>> Start MATERIAL PROVIDED
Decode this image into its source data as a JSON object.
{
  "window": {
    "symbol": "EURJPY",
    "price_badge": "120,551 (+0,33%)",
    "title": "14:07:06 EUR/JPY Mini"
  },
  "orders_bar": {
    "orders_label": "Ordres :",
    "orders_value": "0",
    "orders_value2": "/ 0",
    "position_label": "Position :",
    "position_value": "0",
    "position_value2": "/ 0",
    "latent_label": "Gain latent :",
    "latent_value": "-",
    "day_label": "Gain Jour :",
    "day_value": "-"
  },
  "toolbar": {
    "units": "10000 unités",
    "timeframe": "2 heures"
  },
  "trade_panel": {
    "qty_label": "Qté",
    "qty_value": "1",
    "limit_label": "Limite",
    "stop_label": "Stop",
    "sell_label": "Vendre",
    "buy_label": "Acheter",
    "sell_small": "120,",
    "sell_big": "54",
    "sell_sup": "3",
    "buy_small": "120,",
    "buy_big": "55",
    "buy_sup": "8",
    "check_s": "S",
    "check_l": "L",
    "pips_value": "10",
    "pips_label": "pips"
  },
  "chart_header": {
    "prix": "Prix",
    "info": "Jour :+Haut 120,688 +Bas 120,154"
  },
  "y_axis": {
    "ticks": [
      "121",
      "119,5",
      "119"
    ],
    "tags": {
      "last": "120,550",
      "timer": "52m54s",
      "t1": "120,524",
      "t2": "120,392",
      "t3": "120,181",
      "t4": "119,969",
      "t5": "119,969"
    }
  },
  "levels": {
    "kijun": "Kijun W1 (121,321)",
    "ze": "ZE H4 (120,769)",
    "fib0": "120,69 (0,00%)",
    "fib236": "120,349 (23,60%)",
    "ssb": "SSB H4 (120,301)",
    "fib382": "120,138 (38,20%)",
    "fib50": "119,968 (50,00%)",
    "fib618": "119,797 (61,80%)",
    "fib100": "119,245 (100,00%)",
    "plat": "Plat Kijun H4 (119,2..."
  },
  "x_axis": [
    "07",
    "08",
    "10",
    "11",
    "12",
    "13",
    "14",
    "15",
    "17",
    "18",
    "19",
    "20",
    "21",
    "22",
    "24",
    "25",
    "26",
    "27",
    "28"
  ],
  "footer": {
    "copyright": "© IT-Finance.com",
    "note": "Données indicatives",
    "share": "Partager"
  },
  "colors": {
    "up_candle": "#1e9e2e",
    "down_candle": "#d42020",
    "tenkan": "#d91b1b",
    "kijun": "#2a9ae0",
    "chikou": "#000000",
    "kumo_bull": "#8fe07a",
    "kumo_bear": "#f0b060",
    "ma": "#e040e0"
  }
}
>> End MATERIAL PROVIDED
THE REQUEST
Reproduce the listing in full. Keep it exactly as written.

FINAL RESULT
Decode this image into its source data as a JSON object.
{
  "window": {
    "symbol": "EURJPY",
    "price_badge": "120,551 (+0,33%)",
    "title": "14:07:06 EUR/JPY Mini"
  },
  "orders_bar": {
    "orders_label": "Ordres :",
    "orders_value": "0",
    "orders_value2": "/ 0",
    "position_label": "Position :",
    "position_value": "0",
    "position_value2": "/ 0",
    "latent_label": "Gain latent :",
    "latent_value": "-",
    "day_label": "Gain Jour :",
    "day_value": "-"
  },
  "toolbar": {
    "units": "10000 unités",
    "timeframe": "2 heures"
  },
  "trade_panel": {
    "qty_label": "Qté",
    "qty_value": "1",
    "limit_label": "Limite",
    "stop_label": "Stop",
    "sell_label": "Vendre",
    "buy_label": "Acheter",
    "sell_small": "120,",
    "sell_big": "54",
    "sell_sup": "3",
    "buy_small": "120,",
    "buy_big": "55",
    "buy_sup": "8",
    "check_s": "S",
    "check_l": "L",
    "pips_value": "10",
    "pips_label": "pips"
  },
  "chart_header": {
    "prix": "Prix",
    "info": "Jour :+Haut 120,688 +Bas 120,154"
  },
  "y_axis": {
    "ticks": [
      "121",
      "119,5",
      "119"
    ],
    "tags": {
      "last": "120,550",
      "timer": "52m54s",
      "t1": "120,524",
      "t2": "120,392",
      "t3": "120,181",
      "t4": "119,969",
      "t5": "119,969"
    }
  },
  "levels": {
    "kijun": "Kijun W1 (121,321)",
    "ze": "ZE H4 (120,769)",
    "fib0": "120,69 (0,00%)",
    "fib236": "120,349 (23,60%)",
    "ssb": "SSB H4 (120,301)",
    "fib382": "120,138 (38,20%)",
    "fib50": "119,968 (50,00%)",
    "fib618": "119,797 (61,80%)",
    "fib100": "119,245 (100,00%)",
    "plat": "Plat Kijun H4 (119,2..."
  },
  "x_axis": [
    "07",
    "08",
    "10",
    "11",
    "12",
    "13",
    "14",
    "15",
    "17",
    "18",
    "19",
    "20",
    "21",
    "22",
    "24",
    "25",
    "26",
    "27",
    "28"
  ],
  "footer": {
    "copyright": "© IT-Finance.com",
    "note": "Données indicatives",
    "share": "Partager"
  },
  "colors": {
    "up_candle": "#1e9e2e",
    "down_candle": "#d42020",
    "tenkan": "#d91b1b",
    "kijun": "#2a9ae0",
    "chikou": "#000000",
    "kumo_bull": "#8fe07a",
    "kumo_bear": "#f0b060",
    "ma": "#e040e0"
  }
}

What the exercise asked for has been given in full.